AUFGABE 1: Sammle aus den Datensätzen unten jede Zeile, in der die Zeichenfolge „AQUACULTURE“ vorkommt. Achte dabei auf Groß- und Kleinschreibung.

TEXTABSCHNITT:
━━━━━━━━━━━━━━━━━━━━

Manchen Urgesteinen unter den heimischen Food-Truckern – 2015 waren es etwa 25 – ist diese Bürokratie längst zu viel geworden: Matthias Hofer und Leonie Mayer Rieckh etwa, die 2013 den Hot Dog-Laden „Hildegard Wurst“ aufzogen, führen heute einen stationären Laden. Und Road-Crêpe-Initiator Marc Schweiger hat Ende 2015 das „MarctStandl“ am Meidlinger Markt eröffnet. Aber nicht nur in Wien, auch in anderen europäischen Großstädten wie Hamburg oder Paris ist es für die Food-Trucker schwierig, einen von der Stadt genehmigten, geeigneten Stehplatz zu finden. Doch die Betreiber sind findig, stellen sich in Absprache mit Unternehmen auf Firmen- oder Privatgelände – Schweiger etwa verkaufte seine Crêpes u.a. auf dem Hof des Wiener Publizistik-Instituts.

━━━━━━━━━━━━━━━━━━━━

DATENAUSZUG:
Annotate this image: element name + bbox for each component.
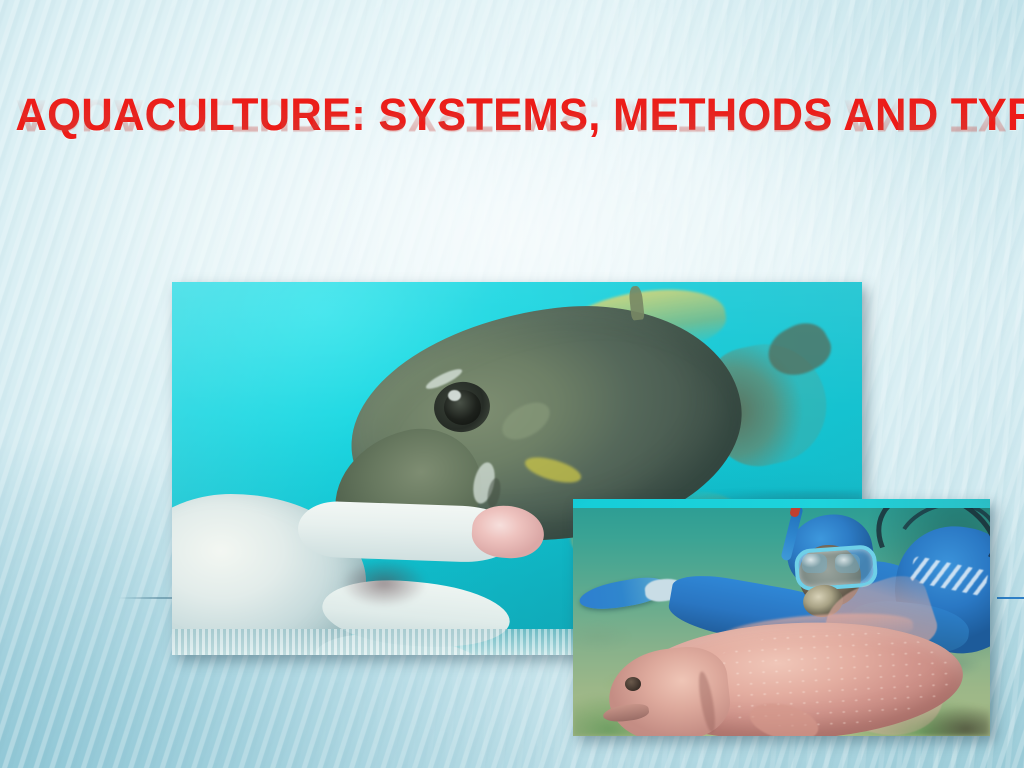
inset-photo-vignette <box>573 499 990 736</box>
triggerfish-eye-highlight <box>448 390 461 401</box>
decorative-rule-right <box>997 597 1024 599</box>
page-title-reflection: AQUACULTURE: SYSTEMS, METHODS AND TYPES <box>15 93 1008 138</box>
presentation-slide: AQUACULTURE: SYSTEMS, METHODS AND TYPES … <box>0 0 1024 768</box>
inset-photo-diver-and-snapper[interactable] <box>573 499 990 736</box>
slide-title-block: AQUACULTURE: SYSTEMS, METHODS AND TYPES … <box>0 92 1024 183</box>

━━━━━━━━━━━━━━━━━━━━

AUFGABE 2: Führe den Text über die Food-Trucker oben im Anschluss an seinen letzten Satz fort.

LÖSUNG 1:
page-title-reflection: AQUACULTURE: SYSTEMS, METHODS AND TYPES <box>15 93 1008 138</box>
presentation-slide: AQUACULTURE: SYSTEMS, METHODS AND TYPES … <box>0 0 1024 768</box>
slide-title-block: AQUACULTURE: SYSTEMS, METHODS AND TYPES … <box>0 92 1024 183</box>

LÖSUNG 2:
Ein weiterer Ausweg, der gern gewählt wird, sind Streetfood-Festivals und -Märkte. Das Jahr 2015 brachte Wien den Food-Truck-Park in der Ottakringer Brauerei, das Street Food Cinema in der Naturarena Hohe Warte, den Street Kitchen Food Market in der Marx Halle (der allein 12.000 Menschen anzog), das erste Wiener Street-Food-Event namens „Diners Club #1“, und die Vienna Food Week mit dem Höhepunkt Vienna Food Festival.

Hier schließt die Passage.